## RECORDS PROVIDED

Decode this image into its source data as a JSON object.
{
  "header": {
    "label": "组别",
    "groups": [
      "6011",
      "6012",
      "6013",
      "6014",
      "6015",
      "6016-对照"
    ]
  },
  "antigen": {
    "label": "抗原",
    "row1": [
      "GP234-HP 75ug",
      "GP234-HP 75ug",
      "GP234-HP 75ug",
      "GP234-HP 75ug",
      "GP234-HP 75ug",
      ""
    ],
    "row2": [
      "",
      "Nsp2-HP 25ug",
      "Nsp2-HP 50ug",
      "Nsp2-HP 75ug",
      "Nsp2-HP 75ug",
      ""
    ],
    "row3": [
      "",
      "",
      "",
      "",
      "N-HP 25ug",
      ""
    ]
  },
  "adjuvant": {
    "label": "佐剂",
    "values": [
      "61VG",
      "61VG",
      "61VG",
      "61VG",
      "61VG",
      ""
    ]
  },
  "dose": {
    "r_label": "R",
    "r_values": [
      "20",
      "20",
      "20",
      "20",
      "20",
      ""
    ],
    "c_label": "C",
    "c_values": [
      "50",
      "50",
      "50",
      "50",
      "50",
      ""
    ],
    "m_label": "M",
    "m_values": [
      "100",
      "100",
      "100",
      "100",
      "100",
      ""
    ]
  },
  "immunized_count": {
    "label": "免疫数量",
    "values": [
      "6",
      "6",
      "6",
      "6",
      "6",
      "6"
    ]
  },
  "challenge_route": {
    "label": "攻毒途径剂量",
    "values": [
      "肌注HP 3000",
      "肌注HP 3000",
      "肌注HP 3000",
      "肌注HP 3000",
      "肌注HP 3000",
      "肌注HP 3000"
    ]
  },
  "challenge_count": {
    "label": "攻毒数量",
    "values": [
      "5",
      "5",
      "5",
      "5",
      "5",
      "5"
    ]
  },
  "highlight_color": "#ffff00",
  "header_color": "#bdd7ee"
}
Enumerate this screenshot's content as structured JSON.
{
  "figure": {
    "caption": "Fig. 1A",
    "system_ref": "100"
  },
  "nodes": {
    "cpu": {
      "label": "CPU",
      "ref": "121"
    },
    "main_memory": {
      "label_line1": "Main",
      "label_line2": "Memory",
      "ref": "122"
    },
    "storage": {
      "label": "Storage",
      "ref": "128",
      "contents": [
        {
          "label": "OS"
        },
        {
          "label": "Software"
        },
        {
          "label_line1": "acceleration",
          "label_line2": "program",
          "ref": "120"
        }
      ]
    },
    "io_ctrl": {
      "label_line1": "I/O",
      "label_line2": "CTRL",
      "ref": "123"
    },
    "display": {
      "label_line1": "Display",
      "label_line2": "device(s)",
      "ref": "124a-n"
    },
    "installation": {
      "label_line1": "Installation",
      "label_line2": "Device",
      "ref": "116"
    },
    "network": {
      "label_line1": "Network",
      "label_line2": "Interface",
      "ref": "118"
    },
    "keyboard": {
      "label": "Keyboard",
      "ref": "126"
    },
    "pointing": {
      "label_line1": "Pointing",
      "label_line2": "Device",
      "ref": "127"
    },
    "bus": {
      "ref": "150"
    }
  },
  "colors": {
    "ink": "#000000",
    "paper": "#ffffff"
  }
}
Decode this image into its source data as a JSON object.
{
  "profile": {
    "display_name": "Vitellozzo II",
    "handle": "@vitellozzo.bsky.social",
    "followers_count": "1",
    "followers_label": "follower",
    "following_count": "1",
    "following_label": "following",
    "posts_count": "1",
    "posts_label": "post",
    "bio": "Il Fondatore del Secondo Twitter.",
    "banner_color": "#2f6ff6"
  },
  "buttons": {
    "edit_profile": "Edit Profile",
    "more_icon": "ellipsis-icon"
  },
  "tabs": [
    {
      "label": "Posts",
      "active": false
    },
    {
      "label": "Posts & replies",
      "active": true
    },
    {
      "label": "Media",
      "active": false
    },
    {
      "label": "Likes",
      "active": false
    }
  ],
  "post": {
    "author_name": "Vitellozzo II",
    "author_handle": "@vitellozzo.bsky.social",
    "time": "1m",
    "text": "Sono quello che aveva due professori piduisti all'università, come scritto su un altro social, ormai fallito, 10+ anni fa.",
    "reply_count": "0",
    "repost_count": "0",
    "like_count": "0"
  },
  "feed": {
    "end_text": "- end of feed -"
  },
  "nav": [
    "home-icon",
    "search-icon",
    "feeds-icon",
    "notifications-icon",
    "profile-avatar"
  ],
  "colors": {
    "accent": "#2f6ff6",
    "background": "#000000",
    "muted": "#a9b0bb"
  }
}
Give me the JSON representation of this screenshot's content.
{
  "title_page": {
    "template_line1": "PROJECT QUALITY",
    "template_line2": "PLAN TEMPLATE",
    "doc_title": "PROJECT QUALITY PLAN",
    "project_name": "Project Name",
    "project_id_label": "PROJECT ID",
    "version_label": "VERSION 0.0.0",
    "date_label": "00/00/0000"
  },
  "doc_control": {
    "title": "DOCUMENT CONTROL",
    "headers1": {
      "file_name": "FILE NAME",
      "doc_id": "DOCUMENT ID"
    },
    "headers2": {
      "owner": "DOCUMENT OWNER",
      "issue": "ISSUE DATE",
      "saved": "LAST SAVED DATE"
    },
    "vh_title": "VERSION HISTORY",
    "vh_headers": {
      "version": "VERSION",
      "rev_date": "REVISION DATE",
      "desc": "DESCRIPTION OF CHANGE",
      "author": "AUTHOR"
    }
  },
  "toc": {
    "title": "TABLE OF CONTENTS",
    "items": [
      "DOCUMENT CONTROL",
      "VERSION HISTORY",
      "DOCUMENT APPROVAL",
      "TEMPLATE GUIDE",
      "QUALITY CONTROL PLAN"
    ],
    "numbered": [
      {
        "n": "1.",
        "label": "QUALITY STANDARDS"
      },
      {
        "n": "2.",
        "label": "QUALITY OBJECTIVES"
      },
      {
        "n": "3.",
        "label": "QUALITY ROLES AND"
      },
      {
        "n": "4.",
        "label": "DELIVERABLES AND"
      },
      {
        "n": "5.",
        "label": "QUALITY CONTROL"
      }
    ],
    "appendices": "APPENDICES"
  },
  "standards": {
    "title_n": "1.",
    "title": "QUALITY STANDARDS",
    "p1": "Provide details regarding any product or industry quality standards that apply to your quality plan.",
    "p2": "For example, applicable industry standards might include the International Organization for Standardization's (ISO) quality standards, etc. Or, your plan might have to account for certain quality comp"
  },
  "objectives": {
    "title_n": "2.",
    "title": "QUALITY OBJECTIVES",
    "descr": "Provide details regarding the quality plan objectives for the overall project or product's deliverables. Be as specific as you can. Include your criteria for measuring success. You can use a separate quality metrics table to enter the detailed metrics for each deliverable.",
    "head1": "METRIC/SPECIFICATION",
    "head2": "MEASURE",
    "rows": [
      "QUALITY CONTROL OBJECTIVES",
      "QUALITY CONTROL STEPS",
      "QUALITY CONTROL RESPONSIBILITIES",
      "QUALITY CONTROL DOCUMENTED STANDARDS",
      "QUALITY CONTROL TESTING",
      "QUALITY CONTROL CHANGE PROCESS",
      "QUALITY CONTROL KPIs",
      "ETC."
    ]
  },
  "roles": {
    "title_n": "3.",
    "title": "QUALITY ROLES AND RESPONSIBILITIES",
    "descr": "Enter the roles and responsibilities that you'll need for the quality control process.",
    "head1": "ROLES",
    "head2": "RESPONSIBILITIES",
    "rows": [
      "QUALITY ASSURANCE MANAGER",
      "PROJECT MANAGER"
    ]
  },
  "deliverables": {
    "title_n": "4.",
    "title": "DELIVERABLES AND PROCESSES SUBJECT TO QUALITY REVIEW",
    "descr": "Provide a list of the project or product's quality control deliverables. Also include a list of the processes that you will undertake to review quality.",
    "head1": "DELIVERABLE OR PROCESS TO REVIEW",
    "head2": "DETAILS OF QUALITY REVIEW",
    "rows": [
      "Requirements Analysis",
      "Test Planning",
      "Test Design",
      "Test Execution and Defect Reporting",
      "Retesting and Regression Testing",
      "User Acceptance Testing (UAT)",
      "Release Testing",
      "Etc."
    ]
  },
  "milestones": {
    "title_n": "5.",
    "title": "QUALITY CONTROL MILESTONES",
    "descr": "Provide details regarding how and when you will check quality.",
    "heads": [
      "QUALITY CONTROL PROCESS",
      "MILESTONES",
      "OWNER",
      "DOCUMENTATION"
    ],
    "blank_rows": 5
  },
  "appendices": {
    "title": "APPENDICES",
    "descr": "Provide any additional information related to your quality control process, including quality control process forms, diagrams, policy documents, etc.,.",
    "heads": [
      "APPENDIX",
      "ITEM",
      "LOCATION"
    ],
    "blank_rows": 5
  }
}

## TASK DETAILS
Return each line that includes "bsky".

## RESPONSE TO THE EXERCISE
    "handle": "@vitellozzo.bsky.social",
    "author_handle": "@vitellozzo.bsky.social",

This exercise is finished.